* SET EXERCISE
Give every entry again, word for word and in full.

* Stored records
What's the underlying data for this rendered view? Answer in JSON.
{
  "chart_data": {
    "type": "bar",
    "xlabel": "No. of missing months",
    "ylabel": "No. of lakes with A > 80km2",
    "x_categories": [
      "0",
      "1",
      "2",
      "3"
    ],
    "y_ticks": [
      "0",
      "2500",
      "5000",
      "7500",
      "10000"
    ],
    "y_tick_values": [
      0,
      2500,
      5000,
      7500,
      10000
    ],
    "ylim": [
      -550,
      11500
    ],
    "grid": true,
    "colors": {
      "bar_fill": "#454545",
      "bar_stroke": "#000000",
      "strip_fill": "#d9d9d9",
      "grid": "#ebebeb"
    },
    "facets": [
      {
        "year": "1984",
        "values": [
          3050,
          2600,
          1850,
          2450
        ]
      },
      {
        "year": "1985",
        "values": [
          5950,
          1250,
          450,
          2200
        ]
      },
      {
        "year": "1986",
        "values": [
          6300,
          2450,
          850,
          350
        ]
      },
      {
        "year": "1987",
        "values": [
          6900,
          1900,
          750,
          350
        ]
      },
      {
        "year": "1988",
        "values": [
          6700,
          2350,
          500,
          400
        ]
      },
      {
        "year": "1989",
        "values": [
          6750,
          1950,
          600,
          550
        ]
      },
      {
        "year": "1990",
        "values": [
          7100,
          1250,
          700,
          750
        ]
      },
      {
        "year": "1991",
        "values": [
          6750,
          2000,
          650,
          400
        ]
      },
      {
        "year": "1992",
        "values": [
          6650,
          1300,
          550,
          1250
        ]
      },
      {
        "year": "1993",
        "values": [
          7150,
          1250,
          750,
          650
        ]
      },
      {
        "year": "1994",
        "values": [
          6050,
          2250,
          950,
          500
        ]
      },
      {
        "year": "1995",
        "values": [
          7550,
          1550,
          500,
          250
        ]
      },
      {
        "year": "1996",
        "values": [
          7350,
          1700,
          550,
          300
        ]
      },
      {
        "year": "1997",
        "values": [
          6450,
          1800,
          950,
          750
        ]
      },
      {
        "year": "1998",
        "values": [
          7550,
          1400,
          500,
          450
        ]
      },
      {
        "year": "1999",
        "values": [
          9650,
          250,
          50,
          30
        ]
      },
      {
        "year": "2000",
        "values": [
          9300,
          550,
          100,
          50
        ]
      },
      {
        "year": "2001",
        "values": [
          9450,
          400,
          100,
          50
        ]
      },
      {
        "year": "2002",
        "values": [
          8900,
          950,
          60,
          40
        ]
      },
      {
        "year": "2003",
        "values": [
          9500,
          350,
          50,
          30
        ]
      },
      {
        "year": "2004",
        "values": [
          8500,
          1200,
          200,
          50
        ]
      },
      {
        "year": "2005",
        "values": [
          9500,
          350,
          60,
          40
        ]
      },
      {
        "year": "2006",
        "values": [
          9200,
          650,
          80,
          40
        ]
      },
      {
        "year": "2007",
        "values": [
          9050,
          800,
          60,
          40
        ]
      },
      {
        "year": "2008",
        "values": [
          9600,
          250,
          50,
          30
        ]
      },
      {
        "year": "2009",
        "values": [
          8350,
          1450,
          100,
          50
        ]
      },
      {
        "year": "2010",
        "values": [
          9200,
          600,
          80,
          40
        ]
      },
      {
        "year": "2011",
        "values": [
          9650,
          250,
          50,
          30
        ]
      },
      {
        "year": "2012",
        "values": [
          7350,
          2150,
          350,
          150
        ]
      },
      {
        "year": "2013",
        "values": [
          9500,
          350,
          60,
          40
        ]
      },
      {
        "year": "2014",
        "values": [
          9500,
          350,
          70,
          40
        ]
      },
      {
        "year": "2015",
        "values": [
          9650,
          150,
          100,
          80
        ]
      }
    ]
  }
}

* WRITTEN ANSWER
What's the underlying data for this rendered view? Answer in JSON.
{
  "chart_data": {
    "type": "bar",
    "xlabel": "No. of missing months",
    "ylabel": "No. of lakes with A > 80km2",
    "x_categories": [
      "0",
      "1",
      "2",
      "3"
    ],
    "y_ticks": [
      "0",
      "2500",
      "5000",
      "7500",
      "10000"
    ],
    "y_tick_values": [
      0,
      2500,
      5000,
      7500,
      10000
    ],
    "ylim": [
      -550,
      11500
    ],
    "grid": true,
    "colors": {
      "bar_fill": "#454545",
      "bar_stroke": "#000000",
      "strip_fill": "#d9d9d9",
      "grid": "#ebebeb"
    },
    "facets": [
      {
        "year": "1984",
        "values": [
          3050,
          2600,
          1850,
          2450
        ]
      },
      {
        "year": "1985",
        "values": [
          5950,
          1250,
          450,
          2200
        ]
      },
      {
        "year": "1986",
        "values": [
          6300,
          2450,
          850,
          350
        ]
      },
      {
        "year": "1987",
        "values": [
          6900,
          1900,
          750,
          350
        ]
      },
      {
        "year": "1988",
        "values": [
          6700,
          2350,
          500,
          400
        ]
      },
      {
        "year": "1989",
        "values": [
          6750,
          1950,
          600,
          550
        ]
      },
      {
        "year": "1990",
        "values": [
          7100,
          1250,
          700,
          750
        ]
      },
      {
        "year": "1991",
        "values": [
          6750,
          2000,
          650,
          400
        ]
      },
      {
        "year": "1992",
        "values": [
          6650,
          1300,
          550,
          1250
        ]
      },
      {
        "year": "1993",
        "values": [
          7150,
          1250,
          750,
          650
        ]
      },
      {
        "year": "1994",
        "values": [
          6050,
          2250,
          950,
          500
        ]
      },
      {
        "year": "1995",
        "values": [
          7550,
          1550,
          500,
          250
        ]
      },
      {
        "year": "1996",
        "values": [
          7350,
          1700,
          550,
          300
        ]
      },
      {
        "year": "1997",
        "values": [
          6450,
          1800,
          950,
          750
        ]
      },
      {
        "year": "1998",
        "values": [
          7550,
          1400,
          500,
          450
        ]
      },
      {
        "year": "1999",
        "values": [
          9650,
          250,
          50,
          30
        ]
      },
      {
        "year": "2000",
        "values": [
          9300,
          550,
          100,
          50
        ]
      },
      {
        "year": "2001",
        "values": [
          9450,
          400,
          100,
          50
        ]
      },
      {
        "year": "2002",
        "values": [
          8900,
          950,
          60,
          40
        ]
      },
      {
        "year": "2003",
        "values": [
          9500,
          350,
          50,
          30
        ]
      },
      {
        "year": "2004",
        "values": [
          8500,
          1200,
          200,
          50
        ]
      },
      {
        "year": "2005",
        "values": [
          9500,
          350,
          60,
          40
        ]
      },
      {
        "year": "2006",
        "values": [
          9200,
          650,
          80,
          40
        ]
      },
      {
        "year": "2007",
        "values": [
          9050,
          800,
          60,
          40
        ]
      },
      {
        "year": "2008",
        "values": [
          9600,
          250,
          50,
          30
        ]
      },
      {
        "year": "2009",
        "values": [
          8350,
          1450,
          100,
          50
        ]
      },
      {
        "year": "2010",
        "values": [
          9200,
          600,
          80,
          40
        ]
      },
      {
        "year": "2011",
        "values": [
          9650,
          250,
          50,
          30
        ]
      },
      {
        "year": "2012",
        "values": [
          7350,
          2150,
          350,
          150
        ]
      },
      {
        "year": "2013",
        "values": [
          9500,
          350,
          60,
          40
        ]
      },
      {
        "year": "2014",
        "values": [
          9500,
          350,
          70,
          40
        ]
      },
      {
        "year": "2015",
        "values": [
          9650,
          150,
          100,
          80
        ]
      }
    ]
  }
}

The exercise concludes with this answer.